▶ WHAT TO DO
Give again, word for word, only the lines from the one containing "Decode this image" through the final line.

==*==

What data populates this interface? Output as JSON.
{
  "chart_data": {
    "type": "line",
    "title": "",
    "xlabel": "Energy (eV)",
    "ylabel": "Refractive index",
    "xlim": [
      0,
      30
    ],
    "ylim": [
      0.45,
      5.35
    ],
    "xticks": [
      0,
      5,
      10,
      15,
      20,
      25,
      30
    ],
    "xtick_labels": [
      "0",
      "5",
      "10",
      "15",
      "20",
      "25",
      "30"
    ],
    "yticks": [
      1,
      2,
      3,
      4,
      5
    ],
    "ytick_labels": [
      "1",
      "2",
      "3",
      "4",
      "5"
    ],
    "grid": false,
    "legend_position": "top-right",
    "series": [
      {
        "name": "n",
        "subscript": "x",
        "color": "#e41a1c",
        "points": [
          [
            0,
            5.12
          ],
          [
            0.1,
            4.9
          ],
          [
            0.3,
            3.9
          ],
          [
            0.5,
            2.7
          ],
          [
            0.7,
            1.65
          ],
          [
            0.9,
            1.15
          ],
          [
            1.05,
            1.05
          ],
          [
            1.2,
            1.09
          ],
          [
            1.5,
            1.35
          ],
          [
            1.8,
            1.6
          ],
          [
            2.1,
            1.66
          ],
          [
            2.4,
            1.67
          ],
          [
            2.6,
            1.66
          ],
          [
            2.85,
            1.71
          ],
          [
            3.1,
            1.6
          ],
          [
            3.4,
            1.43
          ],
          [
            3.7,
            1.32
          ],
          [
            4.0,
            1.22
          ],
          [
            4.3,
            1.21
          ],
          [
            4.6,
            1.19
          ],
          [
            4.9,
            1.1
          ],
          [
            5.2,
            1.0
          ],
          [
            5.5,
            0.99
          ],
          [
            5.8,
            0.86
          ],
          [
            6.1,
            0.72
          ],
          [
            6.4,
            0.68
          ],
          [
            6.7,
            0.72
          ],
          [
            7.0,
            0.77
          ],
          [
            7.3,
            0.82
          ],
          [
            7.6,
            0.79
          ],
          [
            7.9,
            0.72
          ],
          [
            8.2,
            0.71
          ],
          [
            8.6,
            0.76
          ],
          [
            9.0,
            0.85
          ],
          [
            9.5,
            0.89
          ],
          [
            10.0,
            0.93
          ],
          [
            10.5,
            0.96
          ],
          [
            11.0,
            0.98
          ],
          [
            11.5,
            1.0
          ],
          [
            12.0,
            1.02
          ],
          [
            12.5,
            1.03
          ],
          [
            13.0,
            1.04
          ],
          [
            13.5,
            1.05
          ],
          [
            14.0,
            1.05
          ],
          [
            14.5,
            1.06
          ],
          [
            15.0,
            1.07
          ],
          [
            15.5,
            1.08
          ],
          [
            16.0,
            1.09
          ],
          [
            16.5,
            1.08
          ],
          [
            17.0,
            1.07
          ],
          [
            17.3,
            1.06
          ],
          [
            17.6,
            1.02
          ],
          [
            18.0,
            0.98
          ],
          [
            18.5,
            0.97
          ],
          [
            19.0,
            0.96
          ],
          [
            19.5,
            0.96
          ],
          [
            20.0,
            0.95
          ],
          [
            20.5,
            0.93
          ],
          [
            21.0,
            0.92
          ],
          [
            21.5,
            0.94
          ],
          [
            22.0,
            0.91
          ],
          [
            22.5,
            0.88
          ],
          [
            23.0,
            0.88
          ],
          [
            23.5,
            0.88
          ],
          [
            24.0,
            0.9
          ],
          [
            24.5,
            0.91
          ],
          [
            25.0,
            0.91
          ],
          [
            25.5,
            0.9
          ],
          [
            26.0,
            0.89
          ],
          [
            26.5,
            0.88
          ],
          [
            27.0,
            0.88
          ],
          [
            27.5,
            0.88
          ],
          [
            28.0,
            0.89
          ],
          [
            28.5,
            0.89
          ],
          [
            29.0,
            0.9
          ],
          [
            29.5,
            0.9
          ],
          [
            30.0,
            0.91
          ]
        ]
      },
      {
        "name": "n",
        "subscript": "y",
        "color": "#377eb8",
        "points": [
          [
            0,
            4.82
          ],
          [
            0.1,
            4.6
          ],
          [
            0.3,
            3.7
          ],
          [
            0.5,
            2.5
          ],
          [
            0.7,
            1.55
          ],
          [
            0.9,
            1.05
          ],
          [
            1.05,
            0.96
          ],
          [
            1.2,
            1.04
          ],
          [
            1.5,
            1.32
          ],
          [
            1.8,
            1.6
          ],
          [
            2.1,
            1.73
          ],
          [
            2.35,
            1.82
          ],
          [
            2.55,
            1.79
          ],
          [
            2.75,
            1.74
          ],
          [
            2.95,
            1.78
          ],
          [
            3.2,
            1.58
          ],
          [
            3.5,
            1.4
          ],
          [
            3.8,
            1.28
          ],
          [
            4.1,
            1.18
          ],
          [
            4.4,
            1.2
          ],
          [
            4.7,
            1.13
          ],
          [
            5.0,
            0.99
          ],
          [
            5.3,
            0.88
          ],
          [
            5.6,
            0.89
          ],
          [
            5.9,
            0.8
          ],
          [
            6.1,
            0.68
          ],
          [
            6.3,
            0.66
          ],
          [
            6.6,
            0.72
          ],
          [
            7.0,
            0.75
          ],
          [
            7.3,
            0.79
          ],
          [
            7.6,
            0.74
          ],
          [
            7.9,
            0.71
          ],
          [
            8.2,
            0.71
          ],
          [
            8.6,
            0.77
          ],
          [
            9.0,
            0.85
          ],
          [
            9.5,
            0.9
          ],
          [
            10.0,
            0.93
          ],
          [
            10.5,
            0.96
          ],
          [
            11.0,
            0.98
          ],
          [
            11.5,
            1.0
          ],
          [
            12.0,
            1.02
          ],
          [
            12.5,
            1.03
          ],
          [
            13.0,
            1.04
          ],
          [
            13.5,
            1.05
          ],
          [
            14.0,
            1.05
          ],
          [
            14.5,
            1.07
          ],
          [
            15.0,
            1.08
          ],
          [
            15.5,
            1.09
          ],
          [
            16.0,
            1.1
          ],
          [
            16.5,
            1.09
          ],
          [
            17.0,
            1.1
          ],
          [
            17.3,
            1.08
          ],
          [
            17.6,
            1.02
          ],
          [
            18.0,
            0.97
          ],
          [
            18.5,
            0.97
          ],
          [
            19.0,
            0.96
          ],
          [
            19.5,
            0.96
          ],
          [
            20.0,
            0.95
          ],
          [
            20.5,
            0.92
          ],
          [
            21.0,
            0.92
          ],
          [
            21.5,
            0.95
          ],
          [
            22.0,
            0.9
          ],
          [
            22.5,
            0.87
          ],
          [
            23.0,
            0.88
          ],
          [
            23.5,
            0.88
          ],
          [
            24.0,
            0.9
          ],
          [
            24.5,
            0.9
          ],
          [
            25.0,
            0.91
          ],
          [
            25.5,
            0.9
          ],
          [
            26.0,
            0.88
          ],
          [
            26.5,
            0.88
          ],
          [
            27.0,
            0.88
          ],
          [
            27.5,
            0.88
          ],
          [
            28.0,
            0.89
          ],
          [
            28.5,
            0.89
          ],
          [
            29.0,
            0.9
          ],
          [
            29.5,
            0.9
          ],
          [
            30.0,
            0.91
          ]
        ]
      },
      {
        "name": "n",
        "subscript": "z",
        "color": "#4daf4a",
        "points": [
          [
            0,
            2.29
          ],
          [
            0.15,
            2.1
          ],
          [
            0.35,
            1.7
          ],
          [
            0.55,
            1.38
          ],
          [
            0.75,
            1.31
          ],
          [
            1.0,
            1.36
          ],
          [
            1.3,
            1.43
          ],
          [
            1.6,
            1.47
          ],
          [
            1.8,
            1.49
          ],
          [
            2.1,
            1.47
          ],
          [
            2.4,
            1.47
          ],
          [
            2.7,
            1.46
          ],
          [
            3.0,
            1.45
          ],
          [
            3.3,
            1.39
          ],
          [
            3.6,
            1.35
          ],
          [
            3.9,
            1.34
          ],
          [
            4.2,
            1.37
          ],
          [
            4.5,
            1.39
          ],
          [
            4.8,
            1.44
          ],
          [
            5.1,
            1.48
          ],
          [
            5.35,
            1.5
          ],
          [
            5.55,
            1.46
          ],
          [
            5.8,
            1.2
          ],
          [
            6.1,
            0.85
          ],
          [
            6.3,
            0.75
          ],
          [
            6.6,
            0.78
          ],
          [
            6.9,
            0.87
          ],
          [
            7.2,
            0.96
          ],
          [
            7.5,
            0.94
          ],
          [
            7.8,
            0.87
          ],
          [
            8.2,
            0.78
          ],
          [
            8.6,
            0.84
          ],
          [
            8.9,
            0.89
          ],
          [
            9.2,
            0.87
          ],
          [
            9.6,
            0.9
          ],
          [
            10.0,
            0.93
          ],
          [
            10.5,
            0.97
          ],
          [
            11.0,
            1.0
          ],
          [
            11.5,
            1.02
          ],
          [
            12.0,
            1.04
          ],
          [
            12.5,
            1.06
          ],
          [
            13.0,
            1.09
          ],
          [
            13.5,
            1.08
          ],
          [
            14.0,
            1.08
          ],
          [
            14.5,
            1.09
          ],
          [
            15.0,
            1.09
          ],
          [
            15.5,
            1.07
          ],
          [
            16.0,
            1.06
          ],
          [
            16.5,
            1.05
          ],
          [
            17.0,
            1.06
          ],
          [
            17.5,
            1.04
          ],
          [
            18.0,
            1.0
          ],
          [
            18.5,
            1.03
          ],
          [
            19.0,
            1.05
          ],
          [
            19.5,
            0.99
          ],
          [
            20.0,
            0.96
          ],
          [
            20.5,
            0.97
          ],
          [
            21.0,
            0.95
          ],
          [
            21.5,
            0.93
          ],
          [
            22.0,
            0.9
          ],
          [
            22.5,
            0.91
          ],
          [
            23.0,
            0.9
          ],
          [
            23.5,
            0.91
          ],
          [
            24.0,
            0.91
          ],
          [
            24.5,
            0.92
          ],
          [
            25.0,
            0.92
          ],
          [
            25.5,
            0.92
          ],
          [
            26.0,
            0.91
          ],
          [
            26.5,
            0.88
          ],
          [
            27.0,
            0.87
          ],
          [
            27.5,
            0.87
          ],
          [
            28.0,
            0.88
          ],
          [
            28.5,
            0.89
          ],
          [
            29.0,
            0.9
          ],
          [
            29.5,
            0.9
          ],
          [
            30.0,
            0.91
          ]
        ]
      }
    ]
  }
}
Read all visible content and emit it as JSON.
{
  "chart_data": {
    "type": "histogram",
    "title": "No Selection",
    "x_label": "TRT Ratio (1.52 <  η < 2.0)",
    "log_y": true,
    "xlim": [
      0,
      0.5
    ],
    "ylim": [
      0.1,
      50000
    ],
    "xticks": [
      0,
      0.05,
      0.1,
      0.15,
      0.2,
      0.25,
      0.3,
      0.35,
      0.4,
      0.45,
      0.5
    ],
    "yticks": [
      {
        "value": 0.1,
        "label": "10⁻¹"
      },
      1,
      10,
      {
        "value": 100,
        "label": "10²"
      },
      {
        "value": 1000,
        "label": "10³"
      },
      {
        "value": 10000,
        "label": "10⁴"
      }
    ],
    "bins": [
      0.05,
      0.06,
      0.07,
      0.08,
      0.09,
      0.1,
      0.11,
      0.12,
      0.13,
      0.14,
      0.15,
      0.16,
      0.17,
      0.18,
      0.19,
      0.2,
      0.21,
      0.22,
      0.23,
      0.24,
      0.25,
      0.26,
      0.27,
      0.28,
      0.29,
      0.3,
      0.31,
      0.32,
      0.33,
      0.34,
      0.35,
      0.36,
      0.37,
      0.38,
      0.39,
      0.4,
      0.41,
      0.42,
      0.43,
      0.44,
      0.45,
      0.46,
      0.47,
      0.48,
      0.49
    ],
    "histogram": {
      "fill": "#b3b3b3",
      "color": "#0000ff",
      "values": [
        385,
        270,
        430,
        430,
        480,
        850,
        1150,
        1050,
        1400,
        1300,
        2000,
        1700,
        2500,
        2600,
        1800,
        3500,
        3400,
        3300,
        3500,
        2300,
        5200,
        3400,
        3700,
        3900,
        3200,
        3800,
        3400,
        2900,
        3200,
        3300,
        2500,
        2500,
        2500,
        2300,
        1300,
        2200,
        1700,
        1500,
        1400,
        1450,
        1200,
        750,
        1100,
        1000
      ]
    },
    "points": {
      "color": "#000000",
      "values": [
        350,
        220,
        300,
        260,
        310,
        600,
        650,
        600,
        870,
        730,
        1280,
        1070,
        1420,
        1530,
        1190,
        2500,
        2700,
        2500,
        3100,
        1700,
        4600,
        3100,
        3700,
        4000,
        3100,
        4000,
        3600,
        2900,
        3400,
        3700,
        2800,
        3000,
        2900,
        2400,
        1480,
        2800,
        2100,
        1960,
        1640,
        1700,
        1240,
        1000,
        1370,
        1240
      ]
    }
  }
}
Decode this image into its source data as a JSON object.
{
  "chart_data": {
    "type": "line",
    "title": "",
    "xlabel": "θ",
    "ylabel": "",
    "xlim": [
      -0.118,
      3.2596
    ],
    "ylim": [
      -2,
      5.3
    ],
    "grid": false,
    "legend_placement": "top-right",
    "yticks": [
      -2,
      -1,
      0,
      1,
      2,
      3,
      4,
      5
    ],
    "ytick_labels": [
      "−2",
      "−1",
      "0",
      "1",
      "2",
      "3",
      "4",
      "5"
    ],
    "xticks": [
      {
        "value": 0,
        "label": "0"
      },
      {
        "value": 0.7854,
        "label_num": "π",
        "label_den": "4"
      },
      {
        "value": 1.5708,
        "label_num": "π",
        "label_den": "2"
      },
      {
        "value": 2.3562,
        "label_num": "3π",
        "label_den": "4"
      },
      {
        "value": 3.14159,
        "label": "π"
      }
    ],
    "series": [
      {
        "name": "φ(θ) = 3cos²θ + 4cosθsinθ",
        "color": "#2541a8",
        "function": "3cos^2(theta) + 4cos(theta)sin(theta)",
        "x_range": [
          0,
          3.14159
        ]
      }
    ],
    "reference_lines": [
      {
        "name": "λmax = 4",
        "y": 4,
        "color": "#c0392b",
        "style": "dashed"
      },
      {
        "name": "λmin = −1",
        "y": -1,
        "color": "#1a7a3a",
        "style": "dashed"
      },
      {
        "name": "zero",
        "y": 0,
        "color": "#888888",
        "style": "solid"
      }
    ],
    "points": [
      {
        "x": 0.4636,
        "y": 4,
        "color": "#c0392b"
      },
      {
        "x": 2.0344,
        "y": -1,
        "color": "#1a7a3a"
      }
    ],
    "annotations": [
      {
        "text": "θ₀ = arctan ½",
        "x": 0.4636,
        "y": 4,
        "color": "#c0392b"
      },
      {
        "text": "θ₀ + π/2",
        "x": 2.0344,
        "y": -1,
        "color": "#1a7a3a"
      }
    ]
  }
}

==*==

▶ FINAL RESULT
Decode this image into its source data as a JSON object.
{
  "chart_data": {
    "type": "line",
    "title": "",
    "xlabel": "θ",
    "ylabel": "",
    "xlim": [
      -0.118,
      3.2596
    ],
    "ylim": [
      -2,
      5.3
    ],
    "grid": false,
    "legend_placement": "top-right",
    "yticks": [
      -2,
      -1,
      0,
      1,
      2,
      3,
      4,
      5
    ],
    "ytick_labels": [
      "−2",
      "−1",
      "0",
      "1",
      "2",
      "3",
      "4",
      "5"
    ],
    "xticks": [
      {
        "value": 0,
        "label": "0"
      },
      {
        "value": 0.7854,
        "label_num": "π",
        "label_den": "4"
      },
      {
        "value": 1.5708,
        "label_num": "π",
        "label_den": "2"
      },
      {
        "value": 2.3562,
        "label_num": "3π",
        "label_den": "4"
      },
      {
        "value": 3.14159,
        "label": "π"
      }
    ],
    "series": [
      {
        "name": "φ(θ) = 3cos²θ + 4cosθsinθ",
        "color": "#2541a8",
        "function": "3cos^2(theta) + 4cos(theta)sin(theta)",
        "x_range": [
          0,
          3.14159
        ]
      }
    ],
    "reference_lines": [
      {
        "name": "λmax = 4",
        "y": 4,
        "color": "#c0392b",
        "style": "dashed"
      },
      {
        "name": "λmin = −1",
        "y": -1,
        "color": "#1a7a3a",
        "style": "dashed"
      },
      {
        "name": "zero",
        "y": 0,
        "color": "#888888",
        "style": "solid"
      }
    ],
    "points": [
      {
        "x": 0.4636,
        "y": 4,
        "color": "#c0392b"
      },
      {
        "x": 2.0344,
        "y": -1,
        "color": "#1a7a3a"
      }
    ],
    "annotations": [
      {
        "text": "θ₀ = arctan ½",
        "x": 0.4636,
        "y": 4,
        "color": "#c0392b"
      },
      {
        "text": "θ₀ + π/2",
        "x": 2.0344,
        "y": -1,
        "color": "#1a7a3a"
      }
    ]
  }
}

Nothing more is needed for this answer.